▶ What is being asked
Only the number is wanted: tally the lines below that contain the word "this".

Saved entries
════════

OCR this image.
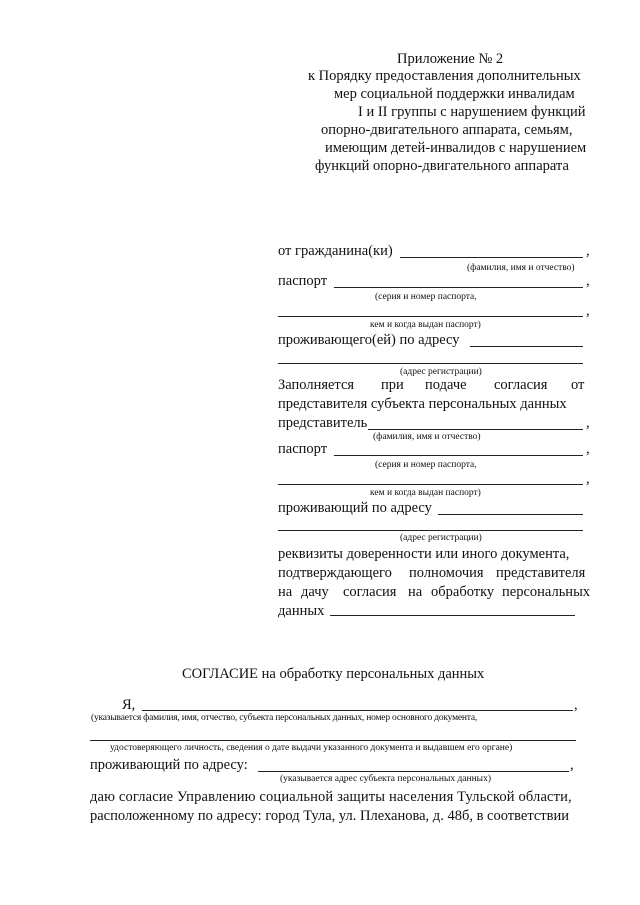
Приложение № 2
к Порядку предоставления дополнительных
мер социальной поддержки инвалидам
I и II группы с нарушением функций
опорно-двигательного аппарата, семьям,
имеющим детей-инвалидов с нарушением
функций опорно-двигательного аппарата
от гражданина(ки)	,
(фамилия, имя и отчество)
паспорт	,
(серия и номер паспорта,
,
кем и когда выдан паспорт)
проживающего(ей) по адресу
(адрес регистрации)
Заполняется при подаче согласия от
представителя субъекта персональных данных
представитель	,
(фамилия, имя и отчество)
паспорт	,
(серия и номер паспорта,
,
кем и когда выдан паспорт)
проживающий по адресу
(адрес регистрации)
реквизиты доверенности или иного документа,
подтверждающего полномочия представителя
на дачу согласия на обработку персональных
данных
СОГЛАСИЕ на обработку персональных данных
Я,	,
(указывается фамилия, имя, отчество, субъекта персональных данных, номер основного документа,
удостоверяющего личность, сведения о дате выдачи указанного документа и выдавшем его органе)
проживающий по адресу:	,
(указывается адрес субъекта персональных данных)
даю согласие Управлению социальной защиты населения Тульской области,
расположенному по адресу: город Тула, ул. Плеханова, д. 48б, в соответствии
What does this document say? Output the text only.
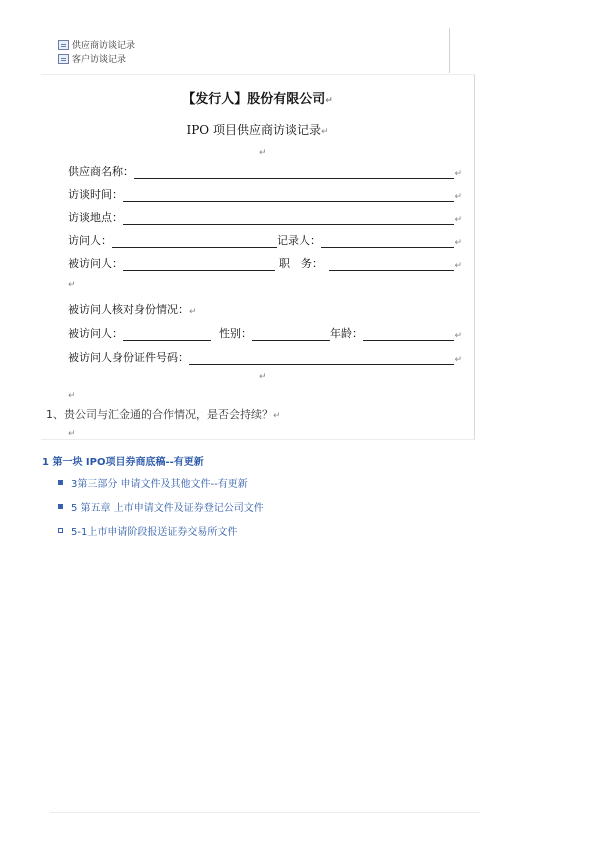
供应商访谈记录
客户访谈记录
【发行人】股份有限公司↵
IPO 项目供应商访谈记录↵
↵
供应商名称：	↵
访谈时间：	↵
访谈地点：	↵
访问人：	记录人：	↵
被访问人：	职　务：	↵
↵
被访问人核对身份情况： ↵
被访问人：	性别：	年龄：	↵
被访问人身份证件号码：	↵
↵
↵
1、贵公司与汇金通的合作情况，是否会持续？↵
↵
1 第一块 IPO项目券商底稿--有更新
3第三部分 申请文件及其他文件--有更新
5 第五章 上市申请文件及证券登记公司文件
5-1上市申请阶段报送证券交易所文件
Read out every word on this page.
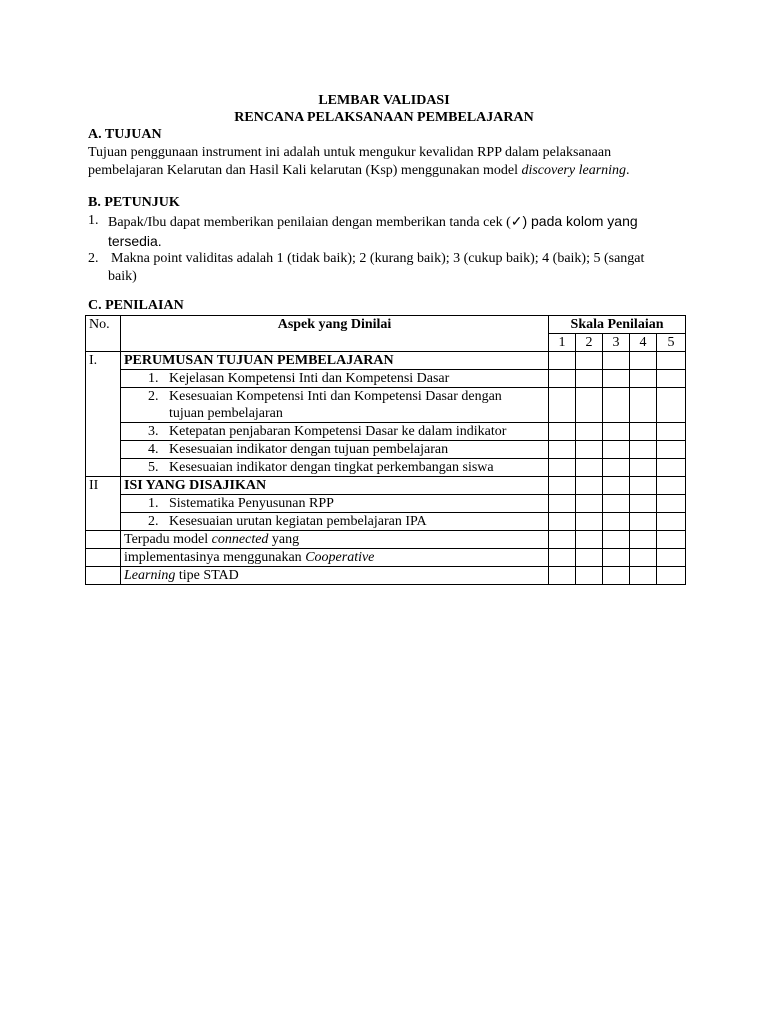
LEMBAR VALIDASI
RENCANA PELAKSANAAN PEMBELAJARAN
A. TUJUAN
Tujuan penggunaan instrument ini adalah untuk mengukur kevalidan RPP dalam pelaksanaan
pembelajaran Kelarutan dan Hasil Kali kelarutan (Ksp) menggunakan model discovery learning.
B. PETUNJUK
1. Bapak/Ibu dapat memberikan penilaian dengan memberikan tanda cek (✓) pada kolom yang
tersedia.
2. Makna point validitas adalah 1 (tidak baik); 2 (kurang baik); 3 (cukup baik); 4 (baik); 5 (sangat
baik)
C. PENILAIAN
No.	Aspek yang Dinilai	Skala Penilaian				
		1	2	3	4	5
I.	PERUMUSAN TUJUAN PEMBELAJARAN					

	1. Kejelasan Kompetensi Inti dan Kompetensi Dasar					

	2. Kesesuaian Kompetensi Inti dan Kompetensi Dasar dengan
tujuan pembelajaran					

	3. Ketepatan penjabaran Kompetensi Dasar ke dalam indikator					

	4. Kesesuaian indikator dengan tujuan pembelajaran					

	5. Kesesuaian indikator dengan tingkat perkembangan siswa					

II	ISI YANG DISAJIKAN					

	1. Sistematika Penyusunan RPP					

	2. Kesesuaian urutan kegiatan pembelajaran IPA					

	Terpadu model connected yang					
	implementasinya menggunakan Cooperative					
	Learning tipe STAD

════════

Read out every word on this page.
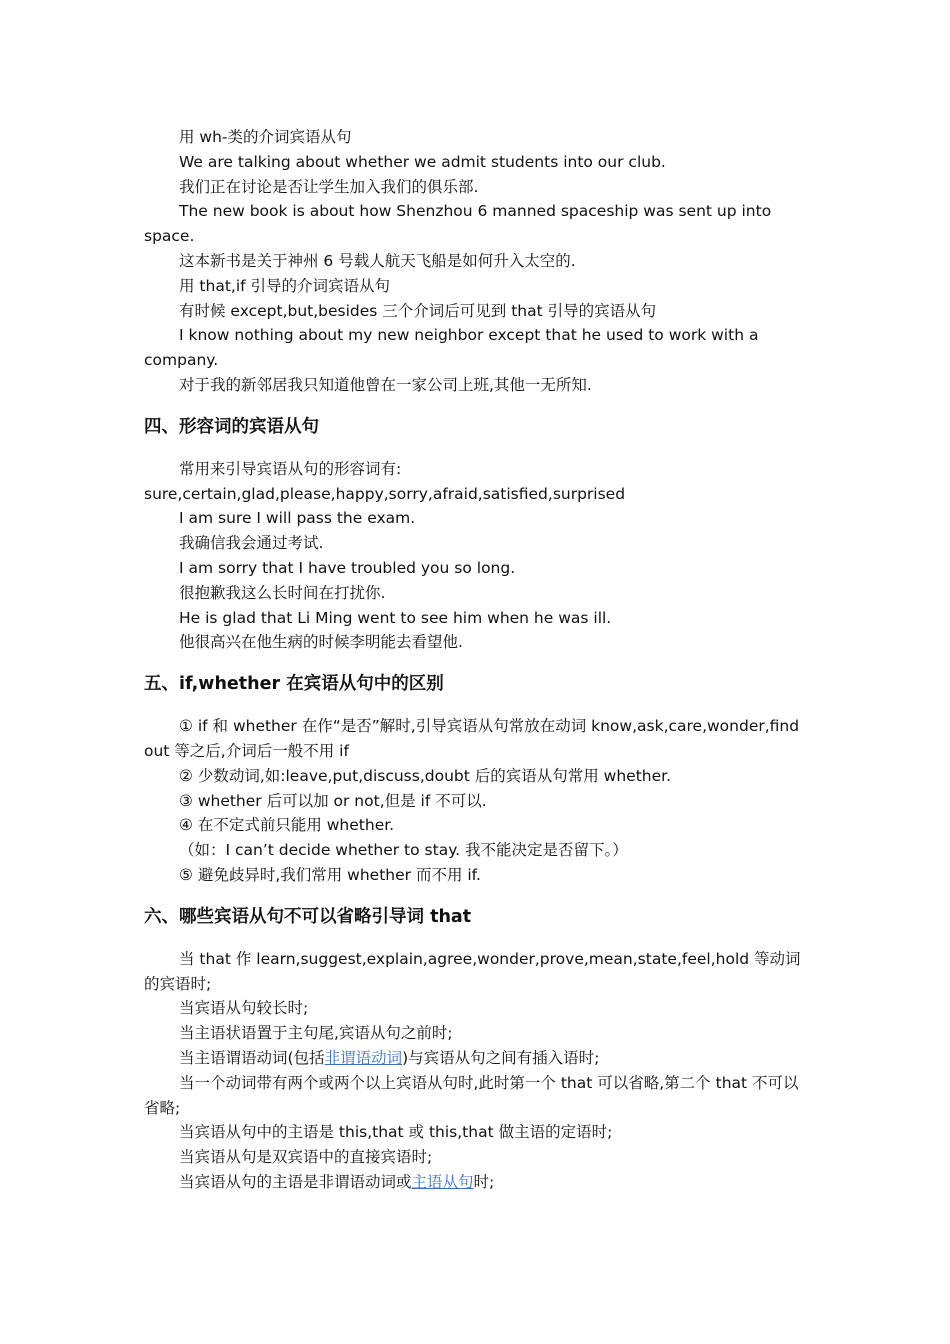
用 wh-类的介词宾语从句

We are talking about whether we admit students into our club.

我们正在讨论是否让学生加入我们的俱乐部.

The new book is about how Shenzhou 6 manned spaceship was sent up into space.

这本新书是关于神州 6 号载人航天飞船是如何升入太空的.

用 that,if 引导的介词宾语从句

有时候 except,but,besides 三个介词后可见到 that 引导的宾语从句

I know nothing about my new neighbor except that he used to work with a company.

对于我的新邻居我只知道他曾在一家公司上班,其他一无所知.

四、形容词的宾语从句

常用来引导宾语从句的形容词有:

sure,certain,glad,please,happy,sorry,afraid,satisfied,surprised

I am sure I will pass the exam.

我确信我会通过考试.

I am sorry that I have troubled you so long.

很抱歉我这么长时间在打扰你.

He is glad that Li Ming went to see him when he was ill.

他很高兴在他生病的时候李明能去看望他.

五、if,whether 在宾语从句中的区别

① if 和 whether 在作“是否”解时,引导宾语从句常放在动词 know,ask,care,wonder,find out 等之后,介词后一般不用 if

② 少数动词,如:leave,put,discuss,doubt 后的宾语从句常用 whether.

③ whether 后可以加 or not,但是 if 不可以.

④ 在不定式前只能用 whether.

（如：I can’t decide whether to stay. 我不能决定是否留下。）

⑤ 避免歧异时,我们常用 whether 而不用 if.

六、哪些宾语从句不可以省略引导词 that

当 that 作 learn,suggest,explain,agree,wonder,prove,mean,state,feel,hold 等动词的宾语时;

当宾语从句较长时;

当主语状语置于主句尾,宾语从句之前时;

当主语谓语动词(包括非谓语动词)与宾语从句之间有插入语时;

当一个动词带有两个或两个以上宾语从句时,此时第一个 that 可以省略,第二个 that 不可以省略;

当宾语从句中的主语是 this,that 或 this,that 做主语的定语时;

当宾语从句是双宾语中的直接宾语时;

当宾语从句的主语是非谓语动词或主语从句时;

════════

▶ In response
5